Data rows =>
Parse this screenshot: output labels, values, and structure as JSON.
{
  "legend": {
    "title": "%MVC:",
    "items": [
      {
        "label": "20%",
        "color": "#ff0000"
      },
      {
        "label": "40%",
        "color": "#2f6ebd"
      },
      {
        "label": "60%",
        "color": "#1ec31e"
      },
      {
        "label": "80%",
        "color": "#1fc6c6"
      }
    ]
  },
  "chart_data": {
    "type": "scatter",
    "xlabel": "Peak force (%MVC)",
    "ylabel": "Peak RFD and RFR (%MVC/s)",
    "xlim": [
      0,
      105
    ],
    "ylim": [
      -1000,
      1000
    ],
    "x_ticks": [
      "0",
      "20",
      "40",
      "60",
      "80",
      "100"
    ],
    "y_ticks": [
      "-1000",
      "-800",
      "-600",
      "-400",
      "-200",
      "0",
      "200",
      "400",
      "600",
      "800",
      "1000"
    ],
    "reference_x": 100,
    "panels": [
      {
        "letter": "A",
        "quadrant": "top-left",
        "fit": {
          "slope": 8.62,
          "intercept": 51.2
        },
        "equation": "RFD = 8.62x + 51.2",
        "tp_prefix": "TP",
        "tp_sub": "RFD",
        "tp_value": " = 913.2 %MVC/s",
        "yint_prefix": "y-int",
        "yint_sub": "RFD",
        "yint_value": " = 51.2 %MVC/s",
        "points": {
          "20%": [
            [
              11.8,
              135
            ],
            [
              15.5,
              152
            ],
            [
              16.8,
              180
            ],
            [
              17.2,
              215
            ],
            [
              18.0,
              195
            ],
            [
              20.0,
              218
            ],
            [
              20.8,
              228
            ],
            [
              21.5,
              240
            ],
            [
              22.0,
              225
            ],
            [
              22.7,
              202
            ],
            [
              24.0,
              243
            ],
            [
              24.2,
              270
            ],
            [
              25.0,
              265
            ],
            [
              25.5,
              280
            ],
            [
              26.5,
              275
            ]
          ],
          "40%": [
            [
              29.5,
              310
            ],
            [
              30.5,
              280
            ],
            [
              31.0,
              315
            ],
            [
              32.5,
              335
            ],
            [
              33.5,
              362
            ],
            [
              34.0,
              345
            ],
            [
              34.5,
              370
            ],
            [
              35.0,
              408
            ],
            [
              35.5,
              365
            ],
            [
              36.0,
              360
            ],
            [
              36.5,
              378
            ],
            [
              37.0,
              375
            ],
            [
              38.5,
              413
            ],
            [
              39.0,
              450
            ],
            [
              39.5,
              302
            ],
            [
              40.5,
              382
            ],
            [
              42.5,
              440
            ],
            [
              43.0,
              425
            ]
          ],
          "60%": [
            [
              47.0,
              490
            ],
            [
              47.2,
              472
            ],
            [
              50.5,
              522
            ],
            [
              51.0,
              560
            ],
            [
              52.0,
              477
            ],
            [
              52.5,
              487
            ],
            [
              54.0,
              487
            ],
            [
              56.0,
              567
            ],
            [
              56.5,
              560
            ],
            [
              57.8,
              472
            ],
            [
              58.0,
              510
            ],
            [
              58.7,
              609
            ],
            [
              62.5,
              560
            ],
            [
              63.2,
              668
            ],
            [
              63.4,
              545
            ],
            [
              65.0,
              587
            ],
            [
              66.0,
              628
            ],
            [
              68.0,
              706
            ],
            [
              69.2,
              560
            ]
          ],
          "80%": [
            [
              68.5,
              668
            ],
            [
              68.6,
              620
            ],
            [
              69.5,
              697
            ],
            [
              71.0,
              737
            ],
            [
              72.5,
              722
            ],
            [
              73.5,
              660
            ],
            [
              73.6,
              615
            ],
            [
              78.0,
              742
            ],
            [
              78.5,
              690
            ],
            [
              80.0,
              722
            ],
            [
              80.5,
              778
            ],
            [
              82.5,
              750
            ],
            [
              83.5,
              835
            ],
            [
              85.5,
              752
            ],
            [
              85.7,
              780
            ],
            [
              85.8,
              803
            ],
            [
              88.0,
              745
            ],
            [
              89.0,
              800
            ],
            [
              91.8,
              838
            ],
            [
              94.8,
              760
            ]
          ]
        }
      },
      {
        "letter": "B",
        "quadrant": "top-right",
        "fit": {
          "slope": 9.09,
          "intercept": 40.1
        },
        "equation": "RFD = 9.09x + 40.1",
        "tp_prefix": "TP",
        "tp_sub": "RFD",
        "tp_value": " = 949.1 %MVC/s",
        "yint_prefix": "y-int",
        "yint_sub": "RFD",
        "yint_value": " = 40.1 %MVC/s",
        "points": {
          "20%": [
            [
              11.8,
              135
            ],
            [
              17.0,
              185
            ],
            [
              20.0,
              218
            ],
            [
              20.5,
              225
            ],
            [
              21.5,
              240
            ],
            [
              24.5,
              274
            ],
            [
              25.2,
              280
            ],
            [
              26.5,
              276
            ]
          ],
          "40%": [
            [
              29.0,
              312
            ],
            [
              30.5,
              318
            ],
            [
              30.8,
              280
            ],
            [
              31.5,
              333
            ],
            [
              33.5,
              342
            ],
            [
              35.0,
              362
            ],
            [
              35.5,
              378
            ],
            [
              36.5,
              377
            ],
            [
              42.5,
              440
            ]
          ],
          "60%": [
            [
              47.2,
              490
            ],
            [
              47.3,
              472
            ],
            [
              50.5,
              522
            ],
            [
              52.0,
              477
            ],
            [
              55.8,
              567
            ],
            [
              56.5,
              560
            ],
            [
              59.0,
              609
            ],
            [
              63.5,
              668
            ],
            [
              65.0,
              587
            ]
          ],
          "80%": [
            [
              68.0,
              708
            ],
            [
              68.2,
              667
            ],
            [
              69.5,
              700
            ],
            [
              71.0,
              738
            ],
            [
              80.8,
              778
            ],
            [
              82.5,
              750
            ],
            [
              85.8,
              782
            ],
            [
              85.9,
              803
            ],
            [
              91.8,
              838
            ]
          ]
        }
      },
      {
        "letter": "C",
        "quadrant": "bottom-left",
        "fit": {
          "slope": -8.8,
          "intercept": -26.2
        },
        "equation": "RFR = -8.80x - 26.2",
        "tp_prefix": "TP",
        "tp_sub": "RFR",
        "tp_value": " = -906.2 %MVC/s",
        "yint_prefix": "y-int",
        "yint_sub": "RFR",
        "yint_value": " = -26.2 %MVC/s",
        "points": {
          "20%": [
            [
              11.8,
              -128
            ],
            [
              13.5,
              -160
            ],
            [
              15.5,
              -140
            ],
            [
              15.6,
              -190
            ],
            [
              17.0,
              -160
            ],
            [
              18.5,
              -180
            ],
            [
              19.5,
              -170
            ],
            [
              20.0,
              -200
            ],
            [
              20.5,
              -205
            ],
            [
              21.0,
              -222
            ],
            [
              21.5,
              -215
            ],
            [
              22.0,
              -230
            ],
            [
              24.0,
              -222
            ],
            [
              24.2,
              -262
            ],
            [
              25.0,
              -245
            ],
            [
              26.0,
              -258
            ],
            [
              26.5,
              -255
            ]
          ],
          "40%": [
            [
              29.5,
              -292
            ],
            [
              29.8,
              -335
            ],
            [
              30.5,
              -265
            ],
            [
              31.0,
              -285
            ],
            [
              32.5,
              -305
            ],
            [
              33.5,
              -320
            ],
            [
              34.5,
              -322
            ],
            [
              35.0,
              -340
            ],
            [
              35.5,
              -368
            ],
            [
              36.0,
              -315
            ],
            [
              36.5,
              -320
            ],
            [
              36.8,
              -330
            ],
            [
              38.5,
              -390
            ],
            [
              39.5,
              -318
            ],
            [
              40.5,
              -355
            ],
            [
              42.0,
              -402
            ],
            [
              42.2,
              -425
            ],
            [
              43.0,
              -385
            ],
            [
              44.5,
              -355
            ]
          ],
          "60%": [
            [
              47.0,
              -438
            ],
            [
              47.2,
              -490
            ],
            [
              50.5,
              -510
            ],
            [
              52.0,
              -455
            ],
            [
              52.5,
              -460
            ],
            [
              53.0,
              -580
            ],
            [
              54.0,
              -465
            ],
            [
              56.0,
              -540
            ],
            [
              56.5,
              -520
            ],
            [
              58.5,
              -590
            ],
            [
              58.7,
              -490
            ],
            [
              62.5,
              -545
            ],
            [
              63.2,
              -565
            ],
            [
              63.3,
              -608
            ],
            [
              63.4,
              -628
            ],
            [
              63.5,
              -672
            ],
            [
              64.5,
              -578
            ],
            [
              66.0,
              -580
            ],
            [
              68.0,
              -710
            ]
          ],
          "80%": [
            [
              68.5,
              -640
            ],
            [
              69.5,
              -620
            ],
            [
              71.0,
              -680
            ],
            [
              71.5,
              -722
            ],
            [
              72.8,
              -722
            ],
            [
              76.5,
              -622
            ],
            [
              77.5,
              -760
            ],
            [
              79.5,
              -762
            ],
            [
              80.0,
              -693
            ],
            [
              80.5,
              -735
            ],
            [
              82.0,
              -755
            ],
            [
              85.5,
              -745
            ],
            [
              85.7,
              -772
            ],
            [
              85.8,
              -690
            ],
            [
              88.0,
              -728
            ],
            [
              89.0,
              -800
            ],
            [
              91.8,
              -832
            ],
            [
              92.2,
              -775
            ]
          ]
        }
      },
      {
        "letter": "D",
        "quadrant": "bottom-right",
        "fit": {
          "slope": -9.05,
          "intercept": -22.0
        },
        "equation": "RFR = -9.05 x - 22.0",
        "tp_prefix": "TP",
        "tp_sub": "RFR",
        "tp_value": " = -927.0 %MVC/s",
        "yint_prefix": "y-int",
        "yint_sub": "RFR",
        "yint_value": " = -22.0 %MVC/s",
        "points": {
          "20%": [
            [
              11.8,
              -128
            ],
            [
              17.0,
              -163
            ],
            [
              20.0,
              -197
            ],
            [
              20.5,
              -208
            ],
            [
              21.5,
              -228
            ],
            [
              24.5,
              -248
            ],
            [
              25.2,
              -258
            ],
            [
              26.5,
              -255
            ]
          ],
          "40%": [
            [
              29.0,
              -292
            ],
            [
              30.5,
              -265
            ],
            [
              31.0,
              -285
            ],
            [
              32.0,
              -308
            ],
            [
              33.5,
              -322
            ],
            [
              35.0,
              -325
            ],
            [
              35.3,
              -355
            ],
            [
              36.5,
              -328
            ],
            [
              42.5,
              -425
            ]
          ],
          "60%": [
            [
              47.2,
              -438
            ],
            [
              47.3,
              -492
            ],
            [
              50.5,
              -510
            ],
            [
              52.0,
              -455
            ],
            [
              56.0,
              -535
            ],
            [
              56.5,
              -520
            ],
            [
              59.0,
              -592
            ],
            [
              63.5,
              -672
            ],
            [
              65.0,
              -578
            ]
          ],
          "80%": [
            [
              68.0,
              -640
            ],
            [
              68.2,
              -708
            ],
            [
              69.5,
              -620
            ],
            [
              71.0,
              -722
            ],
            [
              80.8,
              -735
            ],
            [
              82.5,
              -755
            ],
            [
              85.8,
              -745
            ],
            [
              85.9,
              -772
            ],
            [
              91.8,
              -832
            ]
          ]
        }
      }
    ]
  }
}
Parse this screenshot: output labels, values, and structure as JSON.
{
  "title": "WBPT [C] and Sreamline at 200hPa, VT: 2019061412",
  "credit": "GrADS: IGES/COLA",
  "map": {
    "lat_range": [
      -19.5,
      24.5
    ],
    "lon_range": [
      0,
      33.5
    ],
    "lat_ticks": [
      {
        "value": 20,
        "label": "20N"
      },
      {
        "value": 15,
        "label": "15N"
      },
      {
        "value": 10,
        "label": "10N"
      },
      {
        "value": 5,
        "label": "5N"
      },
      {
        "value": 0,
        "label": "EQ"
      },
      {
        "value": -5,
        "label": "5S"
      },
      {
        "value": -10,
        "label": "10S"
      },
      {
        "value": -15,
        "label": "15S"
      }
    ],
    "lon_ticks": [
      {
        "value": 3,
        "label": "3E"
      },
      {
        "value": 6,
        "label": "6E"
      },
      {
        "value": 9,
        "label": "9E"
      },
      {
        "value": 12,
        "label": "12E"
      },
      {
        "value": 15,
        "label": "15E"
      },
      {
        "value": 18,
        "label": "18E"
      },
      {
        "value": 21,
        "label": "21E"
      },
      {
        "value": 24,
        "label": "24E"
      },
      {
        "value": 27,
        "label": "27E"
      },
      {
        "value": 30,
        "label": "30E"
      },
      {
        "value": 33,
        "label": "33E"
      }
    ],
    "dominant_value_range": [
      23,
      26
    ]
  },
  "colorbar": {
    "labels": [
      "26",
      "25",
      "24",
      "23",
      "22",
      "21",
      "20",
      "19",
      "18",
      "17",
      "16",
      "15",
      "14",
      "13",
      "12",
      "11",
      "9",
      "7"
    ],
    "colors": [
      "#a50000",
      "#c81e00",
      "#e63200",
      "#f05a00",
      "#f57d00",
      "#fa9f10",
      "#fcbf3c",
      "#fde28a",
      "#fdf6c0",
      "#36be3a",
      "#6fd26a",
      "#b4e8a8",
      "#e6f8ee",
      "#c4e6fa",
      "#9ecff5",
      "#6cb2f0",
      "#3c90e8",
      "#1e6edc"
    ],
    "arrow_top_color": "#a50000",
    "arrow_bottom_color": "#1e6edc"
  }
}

Requirement => Find the word "equation" in the entries above and gather every line that holds it.

Task result =>
        "equation": "RFD = 8.62x + 51.2",
        "equation": "RFD = 9.09x + 40.1",
        "equation": "RFR = -8.80x - 26.2",
        "equation": "RFR = -9.05 x - 22.0",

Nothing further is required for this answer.